*Exercise aim*: Where the string "earnings" occurs in the material below, report the whole line.
(begin)
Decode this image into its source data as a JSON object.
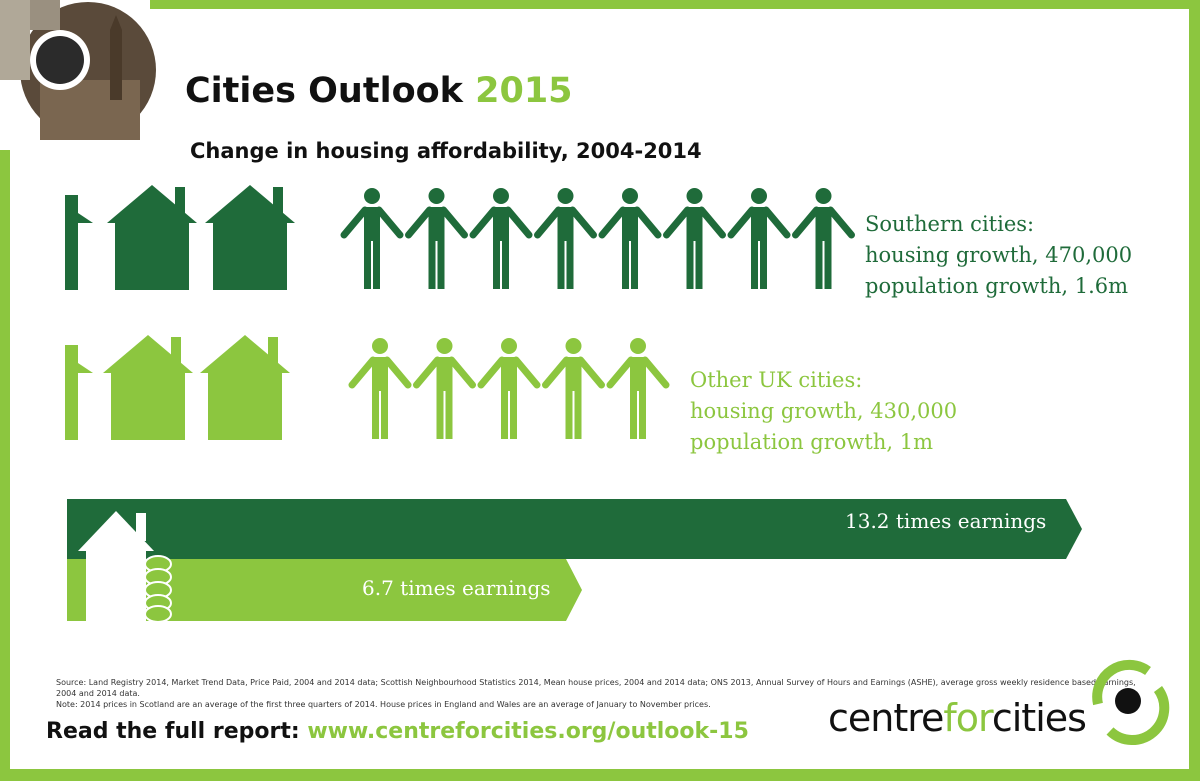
{
  "header": {
    "title_main": "Cities Outlook",
    "title_year": "2015",
    "subtitle": "Change in housing affordability, 2004-2014"
  },
  "southern": {
    "label_line1": "Southern cities:",
    "label_line2": "housing growth, 470,000",
    "label_line3": "population growth, 1.6m",
    "houses": 2.3,
    "people": 8,
    "color": "#1f6b3a"
  },
  "other": {
    "label_line1": "Other UK cities:",
    "label_line2": "housing growth, 430,000",
    "label_line3": "population growth, 1m",
    "houses": 2.3,
    "people": 5,
    "color": "#8cc63f"
  },
  "affordability": {
    "southern_text": "13.2 times earnings",
    "southern_value": 13.2,
    "other_text": "6.7 times earnings",
    "other_value": 6.7
  },
  "footer": {
    "source_line1": "Source: Land Registry 2014, Market Trend Data, Price Paid, 2004 and 2014 data; Scottish Neighbourhood Statistics 2014, Mean house prices, 2004 and 2014 data; ONS 2013, Annual Survey of Hours and Earnings (ASHE), average gross weekly residence based earnings, 2004 and 2014 data.",
    "source_line2": "Note: 2014 prices in Scotland are an average of the first three quarters of 2014. House prices in England and Wales are an average of January to November prices.",
    "cta_label": "Read the full report:",
    "cta_url": "www.centreforcities.org/outlook-15",
    "logo_part1": "centre",
    "logo_part2": "for",
    "logo_part3": "cities"
  },
  "colors": {
    "border": "#8cc63f",
    "dark_green": "#1f6b3a",
    "light_green": "#8cc63f"
  },
  "icons": [
    "house-icon",
    "person-icon",
    "coin-stack-icon",
    "city-photo-badge",
    "logo-mark-icon"
  ]
}
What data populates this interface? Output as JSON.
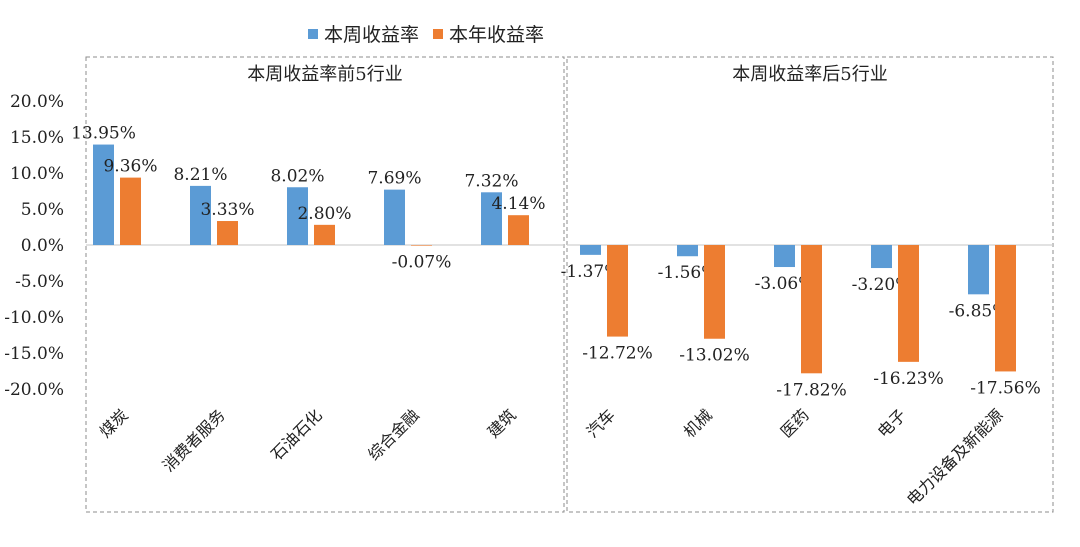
{
  "chart_data": {
    "type": "bar",
    "legend": {
      "placement": "top-center",
      "items": [
        {
          "name": "本周收益率",
          "color": "#5B9BD5"
        },
        {
          "name": "本年收益率",
          "color": "#ED7D31"
        }
      ]
    },
    "y_ticks": [
      "20.0%",
      "15.0%",
      "10.0%",
      "5.0%",
      "0.0%",
      "-5.0%",
      "-10.0%",
      "-15.0%",
      "-20.0%"
    ],
    "ylim": [
      -20,
      20
    ],
    "grid": false,
    "panels": [
      {
        "title": "本周收益率前5行业",
        "categories": [
          "煤炭",
          "消费者服务",
          "石油石化",
          "综合金融",
          "建筑"
        ],
        "series": [
          {
            "name": "本周收益率",
            "values": [
              13.95,
              8.21,
              8.02,
              7.69,
              7.32
            ],
            "labels": [
              "13.95%",
              "8.21%",
              "8.02%",
              "7.69%",
              "7.32%"
            ]
          },
          {
            "name": "本年收益率",
            "values": [
              9.36,
              3.33,
              2.8,
              -0.07,
              4.14
            ],
            "labels": [
              "9.36%",
              "3.33%",
              "2.80%",
              "-0.07%",
              "4.14%"
            ]
          }
        ]
      },
      {
        "title": "本周收益率后5行业",
        "categories": [
          "汽车",
          "机械",
          "医药",
          "电子",
          "电力设备及新能源"
        ],
        "series": [
          {
            "name": "本周收益率",
            "values": [
              -1.37,
              -1.56,
              -3.06,
              -3.2,
              -6.85
            ],
            "labels": [
              "-1.37%",
              "-1.56%",
              "-3.06%",
              "-3.20%",
              "-6.85%"
            ]
          },
          {
            "name": "本年收益率",
            "values": [
              -12.72,
              -13.02,
              -17.82,
              -16.23,
              -17.56
            ],
            "labels": [
              "-12.72%",
              "-13.02%",
              "-17.82%",
              "-16.23%",
              "-17.56%"
            ]
          }
        ]
      }
    ]
  }
}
(end)
*Exercise result*:
    "southern_text": "13.2 times earnings",
    "other_text": "6.7 times earnings",
    "source_line1": "Source: Land Registry 2014, Market Trend Data, Price Paid, 2004 and 2014 data; Scottish Neighbourhood Statistics 2014, Mean house prices, 2004 and 2014 data; ONS 2013, Annual Survey of Hours and Earnings (ASHE), average gross weekly residence based earnings, 2004 and 2014 data.",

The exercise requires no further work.